Job:
Look for the string "screenshot" and copy every line that has it.
# Start of Provided records
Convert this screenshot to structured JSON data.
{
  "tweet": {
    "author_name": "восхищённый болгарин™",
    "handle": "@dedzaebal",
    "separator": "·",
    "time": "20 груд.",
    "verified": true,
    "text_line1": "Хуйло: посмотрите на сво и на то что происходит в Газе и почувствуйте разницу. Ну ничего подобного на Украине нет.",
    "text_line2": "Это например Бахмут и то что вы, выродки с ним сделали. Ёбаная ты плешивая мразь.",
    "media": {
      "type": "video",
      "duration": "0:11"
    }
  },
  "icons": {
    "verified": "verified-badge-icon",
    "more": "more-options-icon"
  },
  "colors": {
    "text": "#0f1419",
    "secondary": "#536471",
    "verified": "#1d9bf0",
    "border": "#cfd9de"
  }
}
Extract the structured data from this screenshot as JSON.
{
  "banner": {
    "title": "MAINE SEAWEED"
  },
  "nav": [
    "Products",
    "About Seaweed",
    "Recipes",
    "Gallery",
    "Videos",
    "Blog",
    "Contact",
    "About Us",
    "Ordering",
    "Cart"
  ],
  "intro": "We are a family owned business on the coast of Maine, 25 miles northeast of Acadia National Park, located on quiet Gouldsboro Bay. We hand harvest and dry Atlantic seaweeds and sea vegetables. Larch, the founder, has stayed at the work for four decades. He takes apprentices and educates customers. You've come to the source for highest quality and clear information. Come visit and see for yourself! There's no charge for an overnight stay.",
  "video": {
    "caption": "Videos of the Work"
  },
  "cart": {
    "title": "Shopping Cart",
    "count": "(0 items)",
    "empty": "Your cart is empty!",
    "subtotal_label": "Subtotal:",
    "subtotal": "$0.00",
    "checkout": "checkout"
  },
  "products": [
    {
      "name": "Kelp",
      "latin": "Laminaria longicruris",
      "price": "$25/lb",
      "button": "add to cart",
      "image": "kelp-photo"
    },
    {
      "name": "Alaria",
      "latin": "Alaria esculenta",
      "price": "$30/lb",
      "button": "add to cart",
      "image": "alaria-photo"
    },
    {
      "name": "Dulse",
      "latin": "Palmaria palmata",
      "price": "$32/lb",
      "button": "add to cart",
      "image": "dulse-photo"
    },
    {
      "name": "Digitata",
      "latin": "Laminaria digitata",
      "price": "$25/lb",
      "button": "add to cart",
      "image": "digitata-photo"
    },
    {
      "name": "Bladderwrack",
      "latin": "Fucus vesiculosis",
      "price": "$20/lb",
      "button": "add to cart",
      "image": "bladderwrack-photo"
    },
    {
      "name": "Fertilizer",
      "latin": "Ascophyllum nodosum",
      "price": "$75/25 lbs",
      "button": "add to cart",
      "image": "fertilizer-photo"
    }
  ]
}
# End of Provided records
Answer to this problem:
Convert this screenshot to structured JSON data.
Extract the structured data from this screenshot as JSON.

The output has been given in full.